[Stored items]
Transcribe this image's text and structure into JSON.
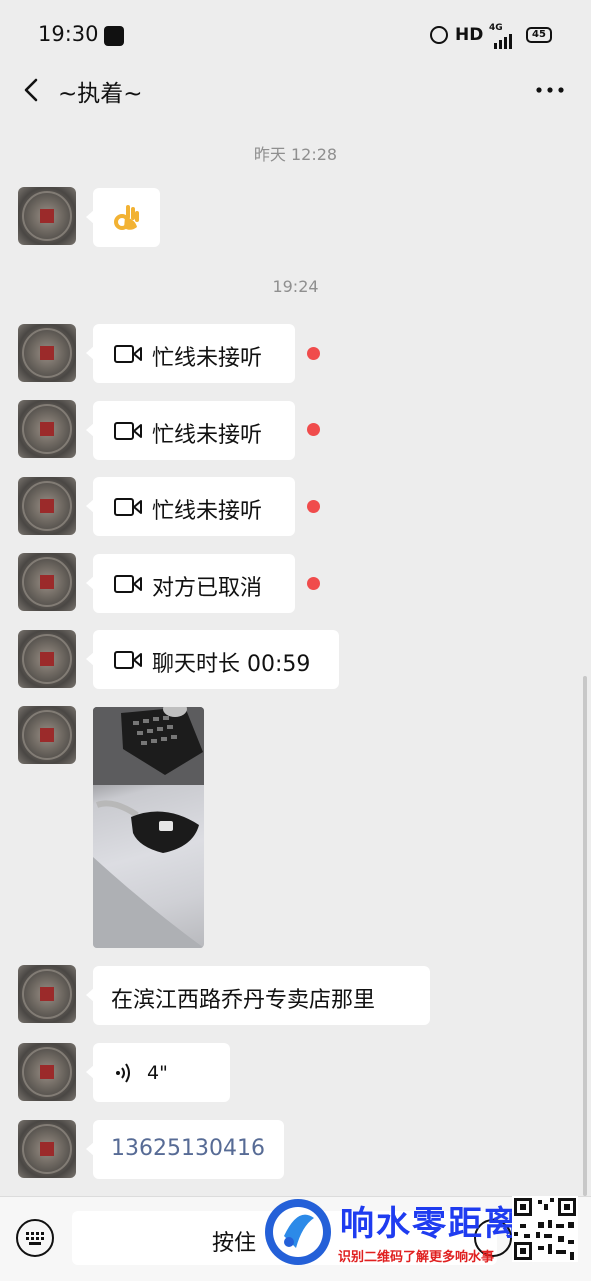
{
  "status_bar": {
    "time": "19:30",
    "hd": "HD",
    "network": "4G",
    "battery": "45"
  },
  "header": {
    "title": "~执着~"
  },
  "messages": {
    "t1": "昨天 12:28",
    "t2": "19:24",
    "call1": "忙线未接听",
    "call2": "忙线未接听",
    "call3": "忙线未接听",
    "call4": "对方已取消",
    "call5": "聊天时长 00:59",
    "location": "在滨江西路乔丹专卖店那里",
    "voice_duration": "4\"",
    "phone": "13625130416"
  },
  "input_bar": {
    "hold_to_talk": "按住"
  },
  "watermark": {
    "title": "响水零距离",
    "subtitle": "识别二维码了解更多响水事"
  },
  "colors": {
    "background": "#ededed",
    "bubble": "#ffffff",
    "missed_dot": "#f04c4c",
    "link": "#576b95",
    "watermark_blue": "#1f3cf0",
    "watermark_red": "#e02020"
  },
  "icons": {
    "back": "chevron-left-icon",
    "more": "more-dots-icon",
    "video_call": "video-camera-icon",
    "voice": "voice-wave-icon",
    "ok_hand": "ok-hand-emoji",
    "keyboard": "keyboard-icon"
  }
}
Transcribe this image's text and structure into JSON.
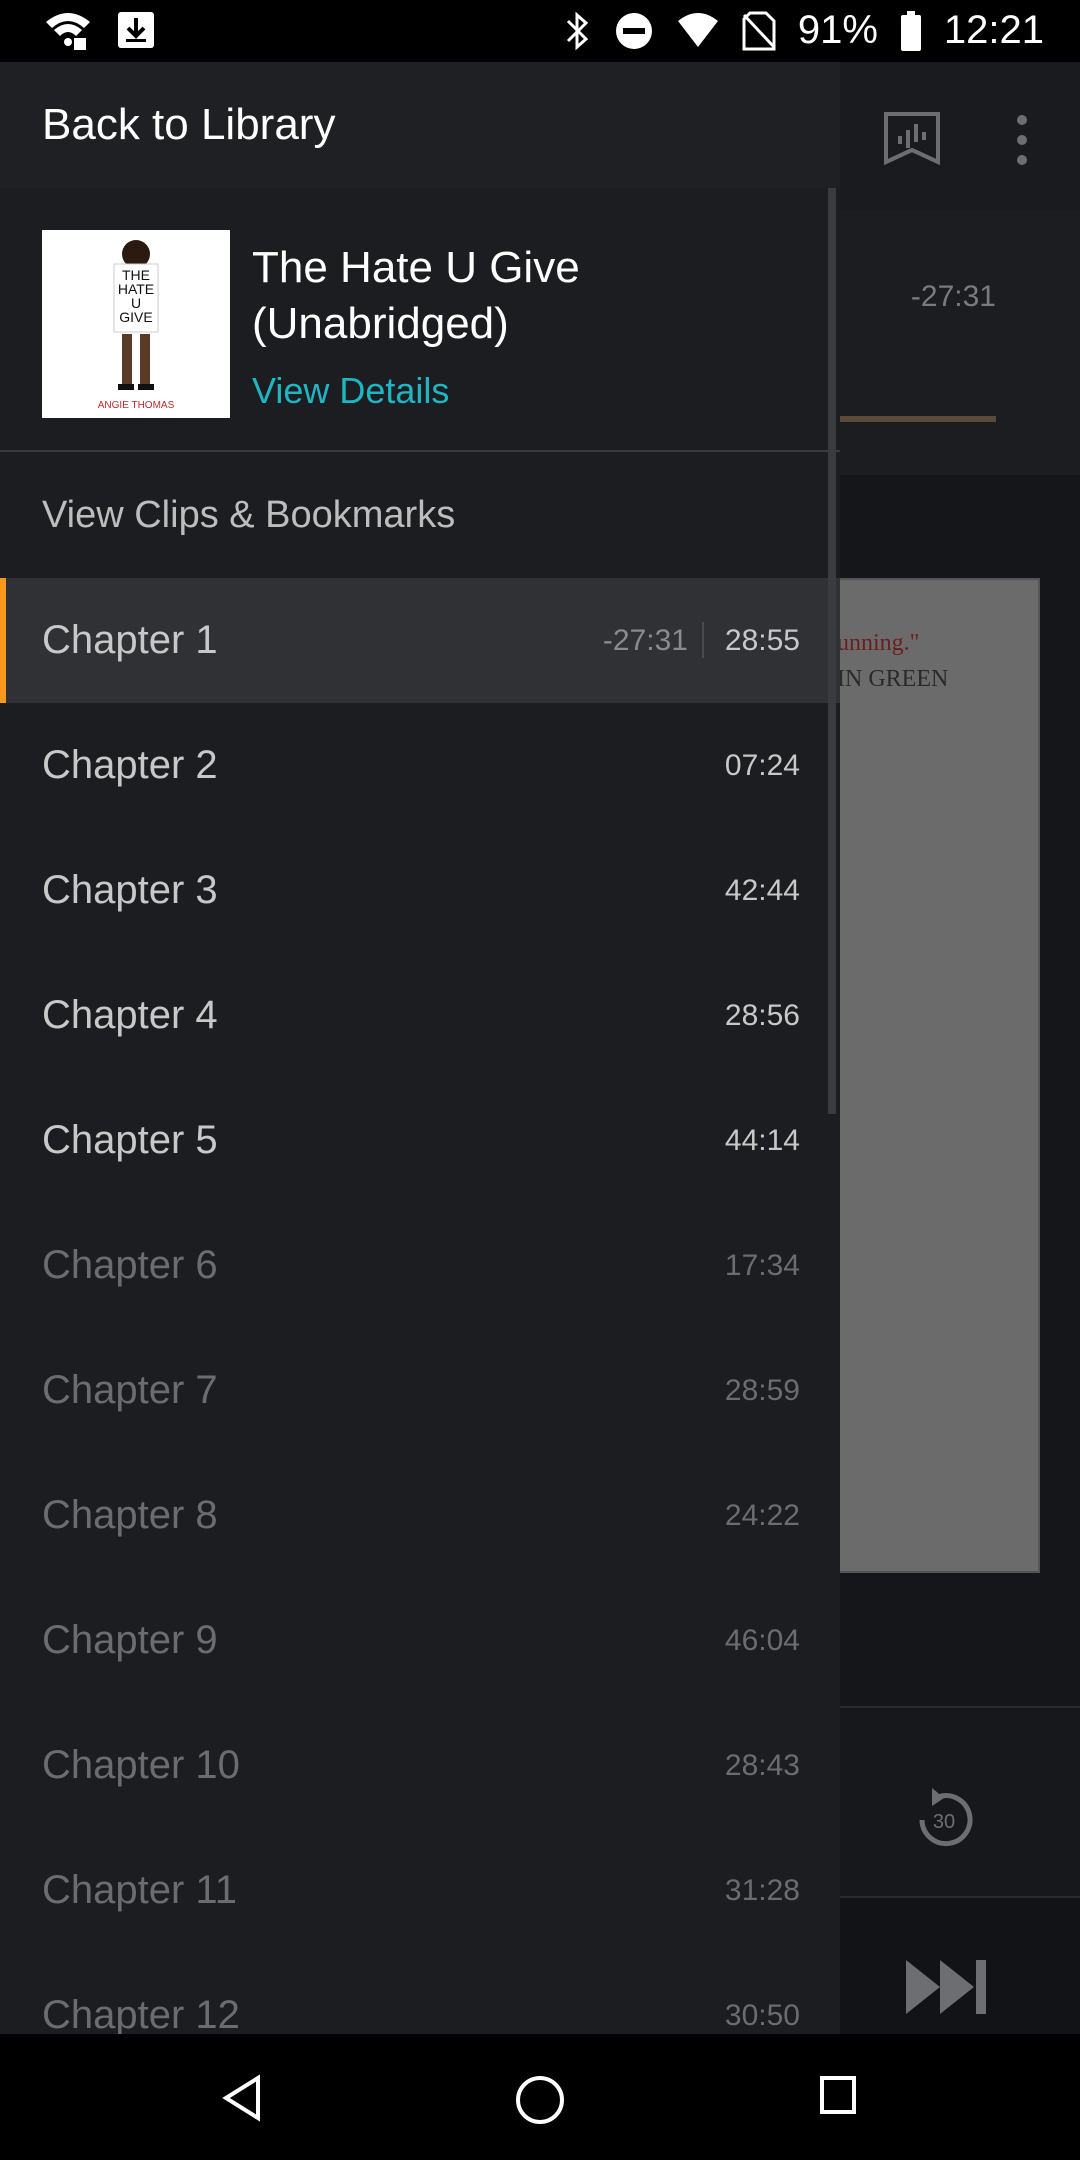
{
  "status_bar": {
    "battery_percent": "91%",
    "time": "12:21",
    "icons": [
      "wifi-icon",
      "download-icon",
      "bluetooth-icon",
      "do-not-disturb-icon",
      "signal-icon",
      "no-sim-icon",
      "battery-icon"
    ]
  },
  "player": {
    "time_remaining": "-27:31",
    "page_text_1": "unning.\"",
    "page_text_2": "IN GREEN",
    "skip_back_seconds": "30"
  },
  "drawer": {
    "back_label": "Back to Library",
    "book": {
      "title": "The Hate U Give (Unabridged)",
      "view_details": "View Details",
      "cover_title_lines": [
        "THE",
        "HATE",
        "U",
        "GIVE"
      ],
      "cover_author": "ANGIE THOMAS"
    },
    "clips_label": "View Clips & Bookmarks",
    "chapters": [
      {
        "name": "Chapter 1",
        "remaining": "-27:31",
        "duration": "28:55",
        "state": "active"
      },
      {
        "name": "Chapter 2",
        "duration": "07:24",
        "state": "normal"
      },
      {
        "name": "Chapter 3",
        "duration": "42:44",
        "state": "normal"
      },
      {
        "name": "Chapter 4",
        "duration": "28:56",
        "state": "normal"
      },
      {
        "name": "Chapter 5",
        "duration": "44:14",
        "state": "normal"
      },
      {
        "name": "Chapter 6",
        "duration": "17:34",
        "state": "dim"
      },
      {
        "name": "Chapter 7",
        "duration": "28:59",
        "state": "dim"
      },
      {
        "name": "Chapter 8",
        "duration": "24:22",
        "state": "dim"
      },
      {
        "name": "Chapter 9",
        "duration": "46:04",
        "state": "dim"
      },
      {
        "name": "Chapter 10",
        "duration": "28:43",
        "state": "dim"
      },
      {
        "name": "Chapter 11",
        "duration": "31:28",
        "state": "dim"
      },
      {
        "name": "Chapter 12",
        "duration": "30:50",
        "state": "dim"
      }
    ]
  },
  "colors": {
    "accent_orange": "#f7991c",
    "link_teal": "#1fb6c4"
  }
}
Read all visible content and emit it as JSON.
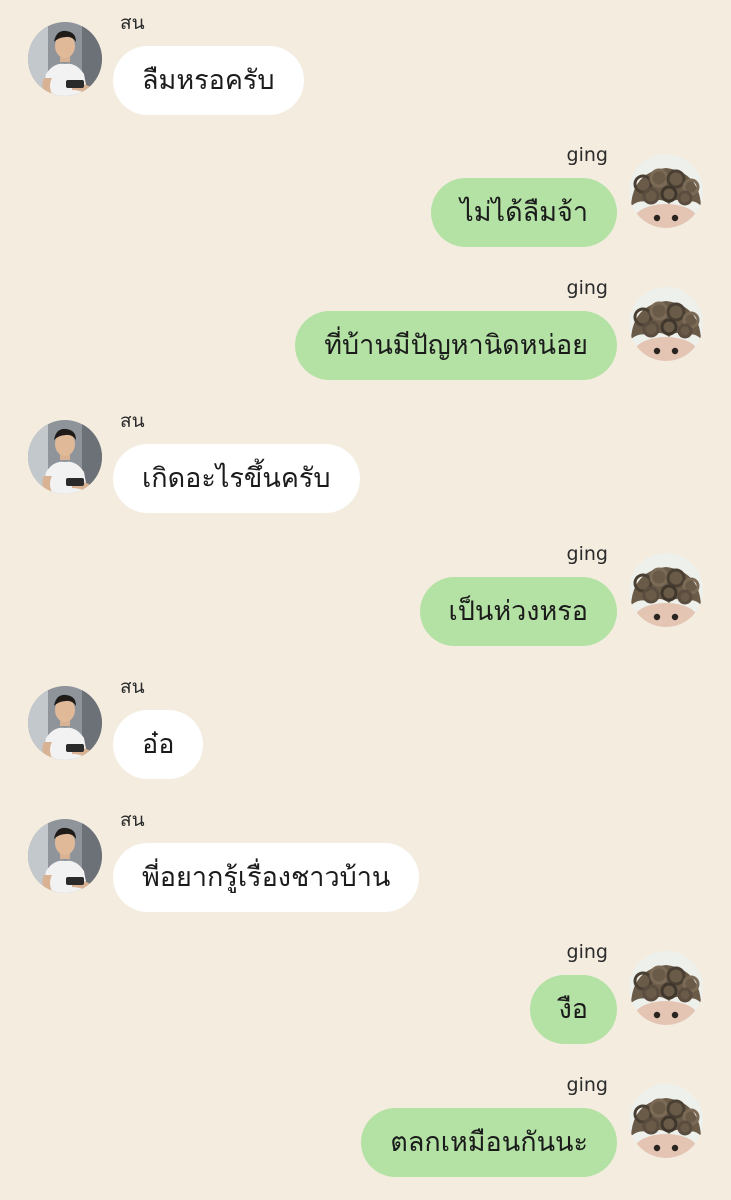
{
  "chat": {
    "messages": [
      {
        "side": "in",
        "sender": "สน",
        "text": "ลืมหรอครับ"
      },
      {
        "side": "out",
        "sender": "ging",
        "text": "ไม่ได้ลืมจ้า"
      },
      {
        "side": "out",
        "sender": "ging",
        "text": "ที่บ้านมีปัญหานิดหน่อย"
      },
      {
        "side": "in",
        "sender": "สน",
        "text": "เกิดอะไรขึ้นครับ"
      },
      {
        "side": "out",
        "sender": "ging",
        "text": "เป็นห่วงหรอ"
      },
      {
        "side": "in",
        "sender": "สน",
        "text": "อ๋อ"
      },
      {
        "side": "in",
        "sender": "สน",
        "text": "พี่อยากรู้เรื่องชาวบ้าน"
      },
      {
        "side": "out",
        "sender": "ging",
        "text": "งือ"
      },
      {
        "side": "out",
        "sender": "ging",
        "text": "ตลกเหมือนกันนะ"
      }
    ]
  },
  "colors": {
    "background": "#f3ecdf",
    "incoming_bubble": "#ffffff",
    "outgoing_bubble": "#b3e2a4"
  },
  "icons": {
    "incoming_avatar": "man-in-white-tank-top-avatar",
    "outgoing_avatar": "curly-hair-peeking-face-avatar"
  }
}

WHAT THE TASK ASKS:
Repeat each entry above word for word, leaving every picture out.

RESPONSE TO THIS EXERCISE:
Transcribe this image's text and structure into JSON.
{
  "status_bar": {
    "time": "19:30",
    "hd": "HD",
    "network": "4G",
    "battery": "45"
  },
  "header": {
    "title": "~执着~"
  },
  "messages": {
    "t1": "昨天 12:28",
    "t2": "19:24",
    "call1": "忙线未接听",
    "call2": "忙线未接听",
    "call3": "忙线未接听",
    "call4": "对方已取消",
    "call5": "聊天时长 00:59",
    "location": "在滨江西路乔丹专卖店那里",
    "voice_duration": "4\"",
    "phone": "13625130416"
  },
  "input_bar": {
    "hold_to_talk": "按住"
  },
  "watermark": {
    "title": "响水零距离",
    "subtitle": "识别二维码了解更多响水事"
  },
  "colors": {
    "background": "#ededed",
    "bubble": "#ffffff",
    "missed_dot": "#f04c4c",
    "link": "#576b95",
    "watermark_blue": "#1f3cf0",
    "watermark_red": "#e02020"
  },
  "icons": {
    "back": "chevron-left-icon",
    "more": "more-dots-icon",
    "video_call": "video-camera-icon",
    "voice": "voice-wave-icon",
    "ok_hand": "ok-hand-emoji",
    "keyboard": "keyboard-icon"
  }
}
Transcribe this image's text and structure into JSON.
{
  "status_bar": {
    "battery_percent": "91%",
    "time": "12:21",
    "icons": [
      "wifi-icon",
      "download-icon",
      "bluetooth-icon",
      "do-not-disturb-icon",
      "signal-icon",
      "no-sim-icon",
      "battery-icon"
    ]
  },
  "player": {
    "time_remaining": "-27:31",
    "page_text_1": "unning.\"",
    "page_text_2": "IN GREEN",
    "skip_back_seconds": "30"
  },
  "drawer": {
    "back_label": "Back to Library",
    "book": {
      "title": "The Hate U Give (Unabridged)",
      "view_details": "View Details",
      "cover_title_lines": [
        "THE",
        "HATE",
        "U",
        "GIVE"
      ],
      "cover_author": "ANGIE THOMAS"
    },
    "clips_label": "View Clips & Bookmarks",
    "chapters": [
      {
        "name": "Chapter 1",
        "remaining": "-27:31",
        "duration": "28:55",
        "state": "active"
      },
      {
        "name": "Chapter 2",
        "duration": "07:24",
        "state": "normal"
      },
      {
        "name": "Chapter 3",
        "duration": "42:44",
        "state": "normal"
      },
      {
        "name": "Chapter 4",
        "duration": "28:56",
        "state": "normal"
      },
      {
        "name": "Chapter 5",
        "duration": "44:14",
        "state": "normal"
      },
      {
        "name": "Chapter 6",
        "duration": "17:34",
        "state": "dim"
      },
      {
        "name": "Chapter 7",
        "duration": "28:59",
        "state": "dim"
      },
      {
        "name": "Chapter 8",
        "duration": "24:22",
        "state": "dim"
      },
      {
        "name": "Chapter 9",
        "duration": "46:04",
        "state": "dim"
      },
      {
        "name": "Chapter 10",
        "duration": "28:43",
        "state": "dim"
      },
      {
        "name": "Chapter 11",
        "duration": "31:28",
        "state": "dim"
      },
      {
        "name": "Chapter 12",
        "duration": "30:50",
        "state": "dim"
      }
    ]
  },
  "colors": {
    "accent_orange": "#f7991c",
    "link_teal": "#1fb6c4"
  }
}
Read all visible content and emit it as JSON.
{
  "chat": {
    "messages": [
      {
        "side": "in",
        "sender": "สน",
        "text": "ลืมหรอครับ"
      },
      {
        "side": "out",
        "sender": "ging",
        "text": "ไม่ได้ลืมจ้า"
      },
      {
        "side": "out",
        "sender": "ging",
        "text": "ที่บ้านมีปัญหานิดหน่อย"
      },
      {
        "side": "in",
        "sender": "สน",
        "text": "เกิดอะไรขึ้นครับ"
      },
      {
        "side": "out",
        "sender": "ging",
        "text": "เป็นห่วงหรอ"
      },
      {
        "side": "in",
        "sender": "สน",
        "text": "อ๋อ"
      },
      {
        "side": "in",
        "sender": "สน",
        "text": "พี่อยากรู้เรื่องชาวบ้าน"
      },
      {
        "side": "out",
        "sender": "ging",
        "text": "งือ"
      },
      {
        "side": "out",
        "sender": "ging",
        "text": "ตลกเหมือนกันนะ"
      }
    ]
  },
  "colors": {
    "background": "#f3ecdf",
    "incoming_bubble": "#ffffff",
    "outgoing_bubble": "#b3e2a4"
  },
  "icons": {
    "incoming_avatar": "man-in-white-tank-top-avatar",
    "outgoing_avatar": "curly-hair-peeking-face-avatar"
  }
}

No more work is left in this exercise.